__Input__.
%%

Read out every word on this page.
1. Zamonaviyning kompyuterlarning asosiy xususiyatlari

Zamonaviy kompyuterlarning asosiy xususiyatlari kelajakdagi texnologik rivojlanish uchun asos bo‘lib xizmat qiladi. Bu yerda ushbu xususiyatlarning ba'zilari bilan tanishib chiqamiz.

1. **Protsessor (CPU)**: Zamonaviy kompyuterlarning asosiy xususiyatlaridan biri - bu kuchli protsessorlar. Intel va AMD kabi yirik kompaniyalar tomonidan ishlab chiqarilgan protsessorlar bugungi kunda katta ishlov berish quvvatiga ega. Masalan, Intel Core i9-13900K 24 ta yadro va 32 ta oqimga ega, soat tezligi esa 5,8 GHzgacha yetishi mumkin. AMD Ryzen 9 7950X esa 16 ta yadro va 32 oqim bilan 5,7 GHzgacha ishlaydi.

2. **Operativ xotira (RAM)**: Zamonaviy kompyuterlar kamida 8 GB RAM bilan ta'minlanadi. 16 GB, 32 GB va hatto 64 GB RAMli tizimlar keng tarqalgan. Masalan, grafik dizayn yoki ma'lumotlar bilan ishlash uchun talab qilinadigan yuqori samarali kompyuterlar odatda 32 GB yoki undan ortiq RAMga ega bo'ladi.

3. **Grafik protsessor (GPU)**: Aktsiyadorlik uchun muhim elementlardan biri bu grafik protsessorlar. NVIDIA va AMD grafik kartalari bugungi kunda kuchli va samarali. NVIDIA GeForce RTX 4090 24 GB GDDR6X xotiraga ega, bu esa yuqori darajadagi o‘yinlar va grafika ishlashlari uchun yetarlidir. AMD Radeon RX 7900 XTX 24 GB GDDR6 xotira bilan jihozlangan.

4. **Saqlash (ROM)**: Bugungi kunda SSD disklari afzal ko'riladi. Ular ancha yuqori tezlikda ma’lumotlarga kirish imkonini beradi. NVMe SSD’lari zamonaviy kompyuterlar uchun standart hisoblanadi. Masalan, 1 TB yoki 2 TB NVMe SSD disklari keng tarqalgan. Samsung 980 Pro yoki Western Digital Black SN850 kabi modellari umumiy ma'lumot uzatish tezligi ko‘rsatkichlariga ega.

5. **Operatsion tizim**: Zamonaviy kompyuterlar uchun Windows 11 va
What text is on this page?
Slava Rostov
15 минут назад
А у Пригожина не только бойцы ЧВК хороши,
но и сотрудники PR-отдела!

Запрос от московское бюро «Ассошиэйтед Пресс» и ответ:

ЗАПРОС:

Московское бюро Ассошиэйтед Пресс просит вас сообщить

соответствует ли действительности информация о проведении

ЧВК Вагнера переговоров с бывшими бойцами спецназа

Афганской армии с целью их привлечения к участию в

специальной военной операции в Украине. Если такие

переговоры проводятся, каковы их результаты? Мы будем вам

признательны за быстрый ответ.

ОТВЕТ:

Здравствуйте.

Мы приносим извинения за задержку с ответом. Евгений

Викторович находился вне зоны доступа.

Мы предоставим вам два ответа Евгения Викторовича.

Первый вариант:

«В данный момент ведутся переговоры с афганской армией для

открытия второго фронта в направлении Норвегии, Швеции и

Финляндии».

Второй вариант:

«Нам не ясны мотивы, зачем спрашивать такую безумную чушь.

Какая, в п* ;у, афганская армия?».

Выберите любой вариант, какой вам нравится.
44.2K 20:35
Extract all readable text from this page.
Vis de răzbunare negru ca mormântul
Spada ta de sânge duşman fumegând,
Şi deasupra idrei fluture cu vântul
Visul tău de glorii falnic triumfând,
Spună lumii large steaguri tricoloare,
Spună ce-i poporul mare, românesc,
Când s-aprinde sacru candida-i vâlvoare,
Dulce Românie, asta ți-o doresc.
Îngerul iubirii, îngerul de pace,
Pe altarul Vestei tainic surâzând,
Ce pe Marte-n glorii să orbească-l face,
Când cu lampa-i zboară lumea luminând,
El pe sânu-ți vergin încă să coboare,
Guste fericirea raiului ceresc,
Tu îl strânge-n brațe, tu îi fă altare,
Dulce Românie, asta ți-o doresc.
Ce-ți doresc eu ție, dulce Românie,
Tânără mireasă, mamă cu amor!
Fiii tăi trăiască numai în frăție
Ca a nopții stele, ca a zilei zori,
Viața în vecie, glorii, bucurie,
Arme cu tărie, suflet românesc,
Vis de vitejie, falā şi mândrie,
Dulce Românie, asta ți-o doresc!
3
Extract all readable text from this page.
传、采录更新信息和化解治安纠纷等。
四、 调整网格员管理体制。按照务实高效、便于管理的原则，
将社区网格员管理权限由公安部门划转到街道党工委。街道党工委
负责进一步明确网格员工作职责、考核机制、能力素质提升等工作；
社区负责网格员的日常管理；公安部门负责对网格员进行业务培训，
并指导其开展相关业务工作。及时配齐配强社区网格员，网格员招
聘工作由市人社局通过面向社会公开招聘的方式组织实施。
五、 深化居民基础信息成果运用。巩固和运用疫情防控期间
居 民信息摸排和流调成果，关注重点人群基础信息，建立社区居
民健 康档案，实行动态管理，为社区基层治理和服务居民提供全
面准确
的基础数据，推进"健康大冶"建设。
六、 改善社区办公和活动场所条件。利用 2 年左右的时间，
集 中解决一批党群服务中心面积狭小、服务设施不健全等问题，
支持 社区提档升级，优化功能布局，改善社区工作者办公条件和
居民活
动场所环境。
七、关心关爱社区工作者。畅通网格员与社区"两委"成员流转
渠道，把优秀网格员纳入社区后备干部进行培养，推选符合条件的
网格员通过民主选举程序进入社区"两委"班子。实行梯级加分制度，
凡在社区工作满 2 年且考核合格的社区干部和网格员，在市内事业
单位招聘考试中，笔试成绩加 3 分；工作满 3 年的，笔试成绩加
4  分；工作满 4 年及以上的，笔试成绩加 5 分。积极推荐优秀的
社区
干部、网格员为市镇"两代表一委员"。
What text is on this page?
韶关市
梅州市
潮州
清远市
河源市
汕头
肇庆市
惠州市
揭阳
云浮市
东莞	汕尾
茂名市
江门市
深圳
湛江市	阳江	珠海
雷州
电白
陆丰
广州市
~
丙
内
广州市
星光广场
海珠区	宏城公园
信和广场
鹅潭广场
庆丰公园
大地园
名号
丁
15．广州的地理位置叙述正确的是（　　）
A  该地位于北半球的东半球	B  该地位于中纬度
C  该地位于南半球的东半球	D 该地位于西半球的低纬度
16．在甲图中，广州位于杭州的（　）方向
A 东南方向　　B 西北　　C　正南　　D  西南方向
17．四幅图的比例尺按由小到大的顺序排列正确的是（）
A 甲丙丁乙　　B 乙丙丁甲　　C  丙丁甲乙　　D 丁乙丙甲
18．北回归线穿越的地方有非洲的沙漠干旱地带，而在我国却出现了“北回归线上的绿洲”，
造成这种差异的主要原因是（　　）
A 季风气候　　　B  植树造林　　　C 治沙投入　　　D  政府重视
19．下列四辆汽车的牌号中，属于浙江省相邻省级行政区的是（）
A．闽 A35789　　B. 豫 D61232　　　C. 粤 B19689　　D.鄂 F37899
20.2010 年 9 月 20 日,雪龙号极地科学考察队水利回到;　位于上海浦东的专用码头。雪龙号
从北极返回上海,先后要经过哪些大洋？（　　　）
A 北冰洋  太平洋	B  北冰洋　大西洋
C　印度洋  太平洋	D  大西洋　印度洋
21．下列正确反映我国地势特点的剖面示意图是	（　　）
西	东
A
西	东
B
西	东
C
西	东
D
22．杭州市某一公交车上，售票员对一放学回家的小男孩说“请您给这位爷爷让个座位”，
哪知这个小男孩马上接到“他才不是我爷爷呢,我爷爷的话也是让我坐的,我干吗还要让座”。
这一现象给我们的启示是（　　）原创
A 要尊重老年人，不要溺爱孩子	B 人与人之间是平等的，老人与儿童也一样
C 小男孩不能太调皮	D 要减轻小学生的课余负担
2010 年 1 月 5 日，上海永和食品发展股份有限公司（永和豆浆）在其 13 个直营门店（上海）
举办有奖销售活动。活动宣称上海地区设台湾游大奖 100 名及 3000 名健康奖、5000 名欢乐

%%

__What is required__.
Look through the data and show every line containing "yoki".

__Task result__.
2. **Operativ xotira (RAM)**: Zamonaviy kompyuterlar kamida 8 GB RAM bilan ta'minlanadi. 16 GB, 32 GB va hatto 64 GB RAMli tizimlar keng tarqalgan. Masalan, grafik dizayn yoki ma'lumotlar bilan ishlash uchun talab qilinadigan yuqori samarali kompyuterlar odatda 32 GB yoki undan ortiq RAMga ega bo'ladi.
4. **Saqlash (ROM)**: Bugungi kunda SSD disklari afzal ko'riladi. Ular ancha yuqori tezlikda ma’lumotlarga kirish imkonini beradi. NVMe SSD’lari zamonaviy kompyuterlar uchun standart hisoblanadi. Masalan, 1 TB yoki 2 TB NVMe SSD disklari keng tarqalgan. Samsung 980 Pro yoki Western Digital Black SN850 kabi modellari umumiy ma'lumot uzatish tezligi ko‘rsatkichlariga ega.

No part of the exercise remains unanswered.